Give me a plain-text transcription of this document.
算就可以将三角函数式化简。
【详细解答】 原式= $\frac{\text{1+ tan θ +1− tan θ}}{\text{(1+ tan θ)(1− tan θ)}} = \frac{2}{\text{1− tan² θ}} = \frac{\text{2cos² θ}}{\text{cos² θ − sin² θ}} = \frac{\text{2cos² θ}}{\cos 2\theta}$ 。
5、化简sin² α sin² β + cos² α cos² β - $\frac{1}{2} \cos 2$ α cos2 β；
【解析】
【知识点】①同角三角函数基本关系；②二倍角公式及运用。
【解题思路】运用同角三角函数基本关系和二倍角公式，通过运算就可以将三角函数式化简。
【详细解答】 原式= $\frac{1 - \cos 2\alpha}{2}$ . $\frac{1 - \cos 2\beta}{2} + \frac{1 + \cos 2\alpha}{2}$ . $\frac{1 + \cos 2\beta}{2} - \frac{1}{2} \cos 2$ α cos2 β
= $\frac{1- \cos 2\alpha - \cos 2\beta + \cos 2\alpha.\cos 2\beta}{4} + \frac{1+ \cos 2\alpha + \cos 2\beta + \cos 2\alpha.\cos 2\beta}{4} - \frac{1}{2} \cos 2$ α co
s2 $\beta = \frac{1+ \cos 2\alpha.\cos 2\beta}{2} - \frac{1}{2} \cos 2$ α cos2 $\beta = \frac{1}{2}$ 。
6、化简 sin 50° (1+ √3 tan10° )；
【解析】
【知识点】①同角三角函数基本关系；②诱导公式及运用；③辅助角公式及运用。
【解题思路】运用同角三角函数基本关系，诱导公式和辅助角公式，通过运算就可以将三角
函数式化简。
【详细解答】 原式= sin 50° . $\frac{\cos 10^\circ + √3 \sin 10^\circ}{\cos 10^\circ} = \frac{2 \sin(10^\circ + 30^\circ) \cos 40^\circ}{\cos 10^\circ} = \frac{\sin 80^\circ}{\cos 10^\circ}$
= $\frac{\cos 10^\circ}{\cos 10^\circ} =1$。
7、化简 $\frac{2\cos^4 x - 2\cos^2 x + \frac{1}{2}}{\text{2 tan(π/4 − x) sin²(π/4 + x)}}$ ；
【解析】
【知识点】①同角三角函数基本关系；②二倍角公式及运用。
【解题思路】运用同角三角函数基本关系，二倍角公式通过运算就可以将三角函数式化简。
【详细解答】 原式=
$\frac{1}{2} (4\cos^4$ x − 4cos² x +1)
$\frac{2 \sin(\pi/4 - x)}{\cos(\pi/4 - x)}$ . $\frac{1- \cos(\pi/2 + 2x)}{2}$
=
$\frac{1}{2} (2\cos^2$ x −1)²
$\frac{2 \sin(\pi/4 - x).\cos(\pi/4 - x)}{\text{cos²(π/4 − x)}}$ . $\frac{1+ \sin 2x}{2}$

◆ WRITTEN TASK: Reproduce every line of the data verbatim.

◆ ANSWER:
Give me a plain-text transcription of this document.
算就可以将三角函数式化简。
【详细解答】 原式= $\frac{\text{1+ tan θ +1− tan θ}}{\text{(1+ tan θ)(1− tan θ)}} = \frac{2}{\text{1− tan² θ}} = \frac{\text{2cos² θ}}{\text{cos² θ − sin² θ}} = \frac{\text{2cos² θ}}{\cos 2\theta}$ 。
5、化简sin² α sin² β + cos² α cos² β - $\frac{1}{2} \cos 2$ α cos2 β；
【解析】
【知识点】①同角三角函数基本关系；②二倍角公式及运用。
【解题思路】运用同角三角函数基本关系和二倍角公式，通过运算就可以将三角函数式化简。
【详细解答】 原式= $\frac{1 - \cos 2\alpha}{2}$ . $\frac{1 - \cos 2\beta}{2} + \frac{1 + \cos 2\alpha}{2}$ . $\frac{1 + \cos 2\beta}{2} - \frac{1}{2} \cos 2$ α cos2 β
= $\frac{1- \cos 2\alpha - \cos 2\beta + \cos 2\alpha.\cos 2\beta}{4} + \frac{1+ \cos 2\alpha + \cos 2\beta + \cos 2\alpha.\cos 2\beta}{4} - \frac{1}{2} \cos 2$ α co
s2 $\beta = \frac{1+ \cos 2\alpha.\cos 2\beta}{2} - \frac{1}{2} \cos 2$ α cos2 $\beta = \frac{1}{2}$ 。
6、化简 sin 50° (1+ √3 tan10° )；
【解析】
【知识点】①同角三角函数基本关系；②诱导公式及运用；③辅助角公式及运用。
【解题思路】运用同角三角函数基本关系，诱导公式和辅助角公式，通过运算就可以将三角
函数式化简。
【详细解答】 原式= sin 50° . $\frac{\cos 10^\circ + √3 \sin 10^\circ}{\cos 10^\circ} = \frac{2 \sin(10^\circ + 30^\circ) \cos 40^\circ}{\cos 10^\circ} = \frac{\sin 80^\circ}{\cos 10^\circ}$
= $\frac{\cos 10^\circ}{\cos 10^\circ} =1$。
7、化简 $\frac{2\cos^4 x - 2\cos^2 x + \frac{1}{2}}{\text{2 tan(π/4 − x) sin²(π/4 + x)}}$ ；
【解析】
【知识点】①同角三角函数基本关系；②二倍角公式及运用。
【解题思路】运用同角三角函数基本关系，二倍角公式通过运算就可以将三角函数式化简。
【详细解答】 原式=
$\frac{1}{2} (4\cos^4$ x − 4cos² x +1)
$\frac{2 \sin(\pi/4 - x)}{\cos(\pi/4 - x)}$ . $\frac{1- \cos(\pi/2 + 2x)}{2}$
=
$\frac{1}{2} (2\cos^2$ x −1)²
$\frac{2 \sin(\pi/4 - x).\cos(\pi/4 - x)}{\text{cos²(π/4 − x)}}$ . $\frac{1+ \sin 2x}{2}$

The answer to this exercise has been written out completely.